● **To be done**
#1 In the text on the sin against the Holy Spirit, by whom did the Pharisees accuse Jesus of casting out devils?
#2 Please write out the stretch from "Here, and here" through "the Holy Spirit." in the text on the sin against the Holy Spirit, swapping "Pharisees" for "scribes".

+++ Document extract +++

Sin Against the Holy Spirit

  All sin is against or contrary to the Holy Spirit; but this term is generally used to designate the blasphemy against the Holy Spirit, or the sin which is unpardonable. Many honest souls have been harassed for years with the thought that they had committed the unpardonable sin, when there was no truth in it; and had they known it, the very fact that they were convicted was a positive proof that they were not guilty of what they were accused. Satan often employs this means of discouraging souls and hindering them from finding peace, and getting a settled experience. While there are very few who commit the unpardonable sin, it is possible, and some do commit it. We will first notice the

  UNPARDONABLE SIN UNDER THE OLD TESTAMENT.— "He that despised Moses' law died without mercy under two or three witnesses." Heb. 10:28. "Died without mercy," that is, they were not pardoned. There were several sins under the old Testament which were unpardonable; and when it would be proven by two or three witnesses, the guilty party "died without mercy" was stoned to death, or cut off from among the people. For this reason Paul calls the law of Moses a "ministration of death" (2 Cor. 3:7), or "the law of sin and death." Rom. 8:2. This meant that when a man sinned, and it would be proven, the inevitable end was death, which was known as "the curse of the law." All the sins mentioned in the ten commandments, or decalogue, and many others in the law of Moses, were considered unpardonable, and punishable by death. Hence under the law of Moses the unpardonable sin was frequently committed. This sin is known in the Old Testament by several different names, such as, "Sinning with a high hand," "Presumptuous sin, " "Sinning willfully, " etc., etc.

  UNPARDONABLE SIN IN THE NEWTESTAMENT.—The first place in the New Testament we have mention made of an unpardonable sin is in Matthew the twelfth chapter, where Jesus was speaking to the scoffing Pharisees. We have a record of the same in Mark and Luke also. "Wherefore I say unto you, All manner of sin and blasphemy shall be forgiven unto men: but the blasphemy against the Holy Ghost shall not be forgiven unto men. And whosoever speaketh a word against the Son of man, it shall be forgiven him: but whosoever speaketh against the Holy Ghost, it shall not be forgiven him, neither in this world, neither in the world to come." Matt. 12:31, 32.

  Here, and here only, is the blasphemy of the Holy Spirit mentioned—that is, here and in the parallel passages in Mark and Luke. In this passage, as in all Scripture, the context goes far to help us in understanding the meaning of the writer. Jesus had been casting out devils, and the Pharisees accused Him of casting them out by Beelzebub, the prince of devils. When Jesus had heard their accusation or read their thoughts, He spoke to them the foregoing words, and warned them about blaspheming the Holy Spirit.

+++ Record set +++

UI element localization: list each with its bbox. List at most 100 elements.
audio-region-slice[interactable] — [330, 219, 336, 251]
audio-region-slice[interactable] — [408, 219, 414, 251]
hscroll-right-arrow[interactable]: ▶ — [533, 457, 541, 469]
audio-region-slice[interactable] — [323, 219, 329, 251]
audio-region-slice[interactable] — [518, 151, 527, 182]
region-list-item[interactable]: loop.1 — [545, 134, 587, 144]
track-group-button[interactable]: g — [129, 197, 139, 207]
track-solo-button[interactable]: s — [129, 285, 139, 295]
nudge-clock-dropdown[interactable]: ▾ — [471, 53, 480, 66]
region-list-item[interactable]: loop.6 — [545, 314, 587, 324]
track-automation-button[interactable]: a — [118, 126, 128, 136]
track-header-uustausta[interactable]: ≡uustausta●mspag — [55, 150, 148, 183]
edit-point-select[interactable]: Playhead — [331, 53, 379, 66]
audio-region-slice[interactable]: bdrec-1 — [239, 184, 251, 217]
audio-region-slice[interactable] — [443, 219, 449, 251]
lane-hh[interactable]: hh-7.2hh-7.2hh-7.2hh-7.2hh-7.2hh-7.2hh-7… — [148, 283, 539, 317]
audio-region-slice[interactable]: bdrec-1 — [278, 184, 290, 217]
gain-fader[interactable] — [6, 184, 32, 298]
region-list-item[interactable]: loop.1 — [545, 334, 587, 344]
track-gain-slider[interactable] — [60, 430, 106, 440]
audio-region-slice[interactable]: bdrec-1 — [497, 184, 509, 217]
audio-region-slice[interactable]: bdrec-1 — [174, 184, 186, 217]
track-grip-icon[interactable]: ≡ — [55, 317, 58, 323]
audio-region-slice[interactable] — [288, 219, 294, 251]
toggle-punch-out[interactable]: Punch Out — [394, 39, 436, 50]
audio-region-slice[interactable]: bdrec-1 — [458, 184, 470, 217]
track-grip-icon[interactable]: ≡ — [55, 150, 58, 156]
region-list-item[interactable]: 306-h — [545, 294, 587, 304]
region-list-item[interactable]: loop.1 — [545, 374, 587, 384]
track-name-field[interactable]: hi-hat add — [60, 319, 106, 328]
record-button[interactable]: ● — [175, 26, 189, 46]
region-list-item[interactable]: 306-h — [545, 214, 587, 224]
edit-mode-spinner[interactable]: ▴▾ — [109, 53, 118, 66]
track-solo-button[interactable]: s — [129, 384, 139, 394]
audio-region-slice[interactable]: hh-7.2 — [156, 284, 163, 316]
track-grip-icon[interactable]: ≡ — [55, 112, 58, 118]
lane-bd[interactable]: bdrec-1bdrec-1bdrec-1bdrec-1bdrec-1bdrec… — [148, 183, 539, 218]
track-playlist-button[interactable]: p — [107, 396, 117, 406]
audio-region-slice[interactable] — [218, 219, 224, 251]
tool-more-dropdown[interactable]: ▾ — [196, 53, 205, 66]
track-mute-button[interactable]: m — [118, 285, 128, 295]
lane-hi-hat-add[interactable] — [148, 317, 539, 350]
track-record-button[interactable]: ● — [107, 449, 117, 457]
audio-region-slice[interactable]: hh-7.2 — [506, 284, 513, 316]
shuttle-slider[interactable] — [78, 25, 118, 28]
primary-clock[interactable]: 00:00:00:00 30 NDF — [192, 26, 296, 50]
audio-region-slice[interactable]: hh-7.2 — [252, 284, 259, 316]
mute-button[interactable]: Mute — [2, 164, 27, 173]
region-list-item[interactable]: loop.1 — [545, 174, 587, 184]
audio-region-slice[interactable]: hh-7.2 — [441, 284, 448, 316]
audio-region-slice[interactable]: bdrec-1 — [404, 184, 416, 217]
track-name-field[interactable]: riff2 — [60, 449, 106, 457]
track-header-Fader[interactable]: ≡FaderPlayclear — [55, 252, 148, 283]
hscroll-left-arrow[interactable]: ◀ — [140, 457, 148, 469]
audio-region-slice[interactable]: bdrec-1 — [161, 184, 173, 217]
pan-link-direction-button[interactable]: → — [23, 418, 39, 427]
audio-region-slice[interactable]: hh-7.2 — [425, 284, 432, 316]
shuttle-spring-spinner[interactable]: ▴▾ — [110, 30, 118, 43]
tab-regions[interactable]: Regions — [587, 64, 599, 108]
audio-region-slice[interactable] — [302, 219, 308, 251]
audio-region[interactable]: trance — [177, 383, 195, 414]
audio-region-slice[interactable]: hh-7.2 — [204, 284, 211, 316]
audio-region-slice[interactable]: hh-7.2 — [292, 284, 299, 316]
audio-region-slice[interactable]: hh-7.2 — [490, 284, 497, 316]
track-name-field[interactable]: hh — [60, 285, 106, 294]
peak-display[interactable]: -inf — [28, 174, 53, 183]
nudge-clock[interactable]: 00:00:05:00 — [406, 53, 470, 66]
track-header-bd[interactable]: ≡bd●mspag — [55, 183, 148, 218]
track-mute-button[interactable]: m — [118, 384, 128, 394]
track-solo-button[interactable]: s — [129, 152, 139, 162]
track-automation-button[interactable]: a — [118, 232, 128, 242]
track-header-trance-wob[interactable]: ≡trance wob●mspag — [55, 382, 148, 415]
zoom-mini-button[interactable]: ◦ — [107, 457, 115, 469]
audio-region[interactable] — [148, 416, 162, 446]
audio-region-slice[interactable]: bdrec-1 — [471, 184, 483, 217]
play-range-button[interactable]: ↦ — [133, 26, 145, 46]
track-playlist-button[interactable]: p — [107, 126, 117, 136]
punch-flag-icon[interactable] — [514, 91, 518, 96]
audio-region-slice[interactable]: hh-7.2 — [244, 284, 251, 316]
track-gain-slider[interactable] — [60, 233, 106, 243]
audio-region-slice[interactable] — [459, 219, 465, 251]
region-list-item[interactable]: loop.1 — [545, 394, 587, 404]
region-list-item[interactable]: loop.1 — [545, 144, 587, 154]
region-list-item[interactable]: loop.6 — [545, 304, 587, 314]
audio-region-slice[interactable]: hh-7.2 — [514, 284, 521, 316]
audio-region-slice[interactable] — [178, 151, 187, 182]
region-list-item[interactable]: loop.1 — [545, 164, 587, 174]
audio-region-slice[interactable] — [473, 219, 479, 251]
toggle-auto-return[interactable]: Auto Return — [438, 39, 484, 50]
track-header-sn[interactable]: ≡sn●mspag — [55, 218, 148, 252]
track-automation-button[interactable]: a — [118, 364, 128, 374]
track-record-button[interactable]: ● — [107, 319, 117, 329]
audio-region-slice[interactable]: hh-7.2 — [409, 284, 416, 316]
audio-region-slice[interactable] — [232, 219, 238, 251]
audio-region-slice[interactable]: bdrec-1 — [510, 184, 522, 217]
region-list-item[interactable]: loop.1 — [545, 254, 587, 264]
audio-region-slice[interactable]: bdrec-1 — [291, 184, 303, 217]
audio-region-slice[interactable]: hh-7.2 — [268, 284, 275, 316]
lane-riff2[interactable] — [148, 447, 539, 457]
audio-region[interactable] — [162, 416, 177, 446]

+++

● **Task solutions**
#1 By Beelzebub, the prince of devils.

#2
Here, and here only, is the blasphemy of the Holy Spirit mentioned—that is, here and in the parallel passages in Mark and Luke. In this passage, as in all Scripture, the context goes far to help us in understanding the meaning of the writer. Jesus had been casting out devils, and the scribes accused Him of casting them out by Beelzebub, the prince of devils. When Jesus had heard their accusation or read their thoughts, He spoke to them the foregoing words, and warned them about blaspheming the Holy Spirit.